--- Begin ---

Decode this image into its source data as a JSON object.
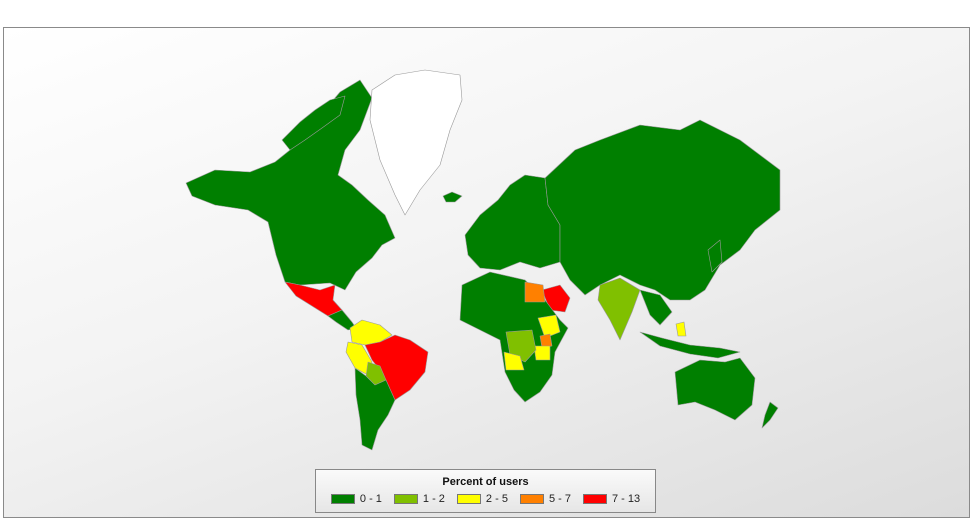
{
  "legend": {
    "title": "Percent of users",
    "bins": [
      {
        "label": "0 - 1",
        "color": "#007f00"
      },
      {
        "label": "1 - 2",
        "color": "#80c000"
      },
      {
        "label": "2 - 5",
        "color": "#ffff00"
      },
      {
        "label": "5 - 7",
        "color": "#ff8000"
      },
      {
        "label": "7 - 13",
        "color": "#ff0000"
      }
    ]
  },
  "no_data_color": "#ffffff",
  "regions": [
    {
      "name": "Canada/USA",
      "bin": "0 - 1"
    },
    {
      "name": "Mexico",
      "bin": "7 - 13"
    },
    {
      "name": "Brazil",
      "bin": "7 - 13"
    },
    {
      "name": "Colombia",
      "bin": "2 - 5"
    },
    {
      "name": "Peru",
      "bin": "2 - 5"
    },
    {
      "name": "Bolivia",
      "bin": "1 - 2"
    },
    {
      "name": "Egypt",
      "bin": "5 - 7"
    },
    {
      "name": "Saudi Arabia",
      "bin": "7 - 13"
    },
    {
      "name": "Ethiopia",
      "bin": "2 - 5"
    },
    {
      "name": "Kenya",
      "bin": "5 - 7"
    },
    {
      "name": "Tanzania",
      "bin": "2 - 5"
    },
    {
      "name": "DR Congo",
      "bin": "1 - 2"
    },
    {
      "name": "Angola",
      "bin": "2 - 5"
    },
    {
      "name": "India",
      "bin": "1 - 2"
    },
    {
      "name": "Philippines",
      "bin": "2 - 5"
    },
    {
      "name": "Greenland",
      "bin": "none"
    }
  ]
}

--- End ---

Are you able to set down all the lines above exactly, without any pictures?

Decode this image into its source data as a JSON object.
{
  "legend": {
    "title": "Percent of users",
    "bins": [
      {
        "label": "0 - 1",
        "color": "#007f00"
      },
      {
        "label": "1 - 2",
        "color": "#80c000"
      },
      {
        "label": "2 - 5",
        "color": "#ffff00"
      },
      {
        "label": "5 - 7",
        "color": "#ff8000"
      },
      {
        "label": "7 - 13",
        "color": "#ff0000"
      }
    ]
  },
  "no_data_color": "#ffffff",
  "regions": [
    {
      "name": "Canada/USA",
      "bin": "0 - 1"
    },
    {
      "name": "Mexico",
      "bin": "7 - 13"
    },
    {
      "name": "Brazil",
      "bin": "7 - 13"
    },
    {
      "name": "Colombia",
      "bin": "2 - 5"
    },
    {
      "name": "Peru",
      "bin": "2 - 5"
    },
    {
      "name": "Bolivia",
      "bin": "1 - 2"
    },
    {
      "name": "Egypt",
      "bin": "5 - 7"
    },
    {
      "name": "Saudi Arabia",
      "bin": "7 - 13"
    },
    {
      "name": "Ethiopia",
      "bin": "2 - 5"
    },
    {
      "name": "Kenya",
      "bin": "5 - 7"
    },
    {
      "name": "Tanzania",
      "bin": "2 - 5"
    },
    {
      "name": "DR Congo",
      "bin": "1 - 2"
    },
    {
      "name": "Angola",
      "bin": "2 - 5"
    },
    {
      "name": "India",
      "bin": "1 - 2"
    },
    {
      "name": "Philippines",
      "bin": "2 - 5"
    },
    {
      "name": "Greenland",
      "bin": "none"
    }
  ]
}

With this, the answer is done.